Work to do
Pick out each line of the records in which the word "Kérjük" appears.

* begin Records for processing *

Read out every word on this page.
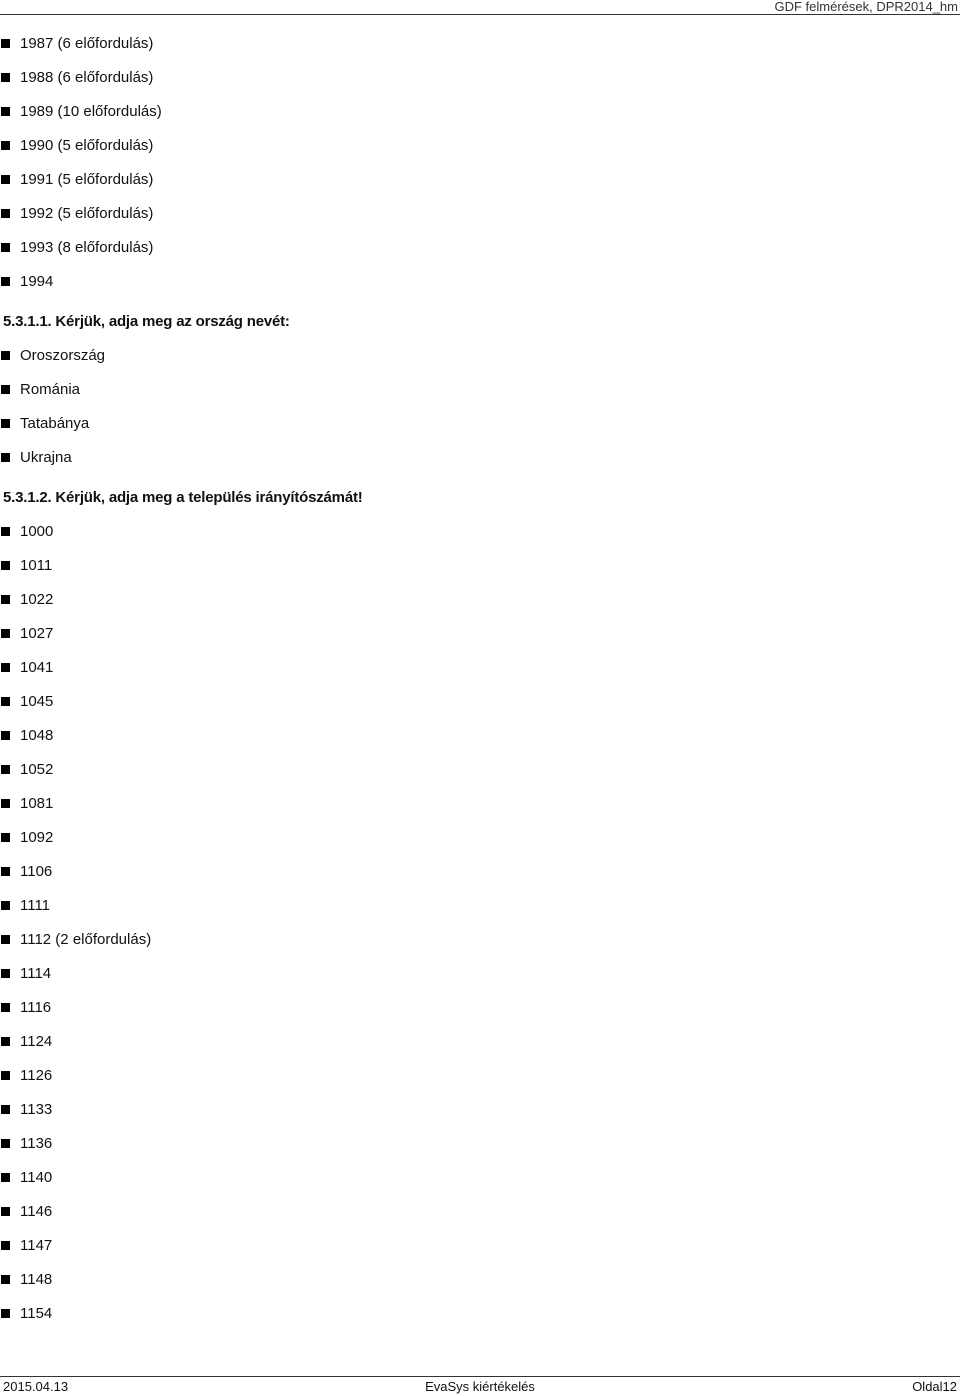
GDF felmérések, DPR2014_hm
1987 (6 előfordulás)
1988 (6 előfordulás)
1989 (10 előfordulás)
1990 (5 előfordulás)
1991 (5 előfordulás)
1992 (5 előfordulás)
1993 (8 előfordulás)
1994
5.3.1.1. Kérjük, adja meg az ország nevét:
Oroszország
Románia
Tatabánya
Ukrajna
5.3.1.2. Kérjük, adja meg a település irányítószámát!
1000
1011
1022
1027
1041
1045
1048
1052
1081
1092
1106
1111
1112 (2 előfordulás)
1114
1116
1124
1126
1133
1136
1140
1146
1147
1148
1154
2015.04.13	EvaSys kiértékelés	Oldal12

* end Records for processing *

Solution
5.3.1.1. Kérjük, adja meg az ország nevét:
5.3.1.2. Kérjük, adja meg a település irányítószámát!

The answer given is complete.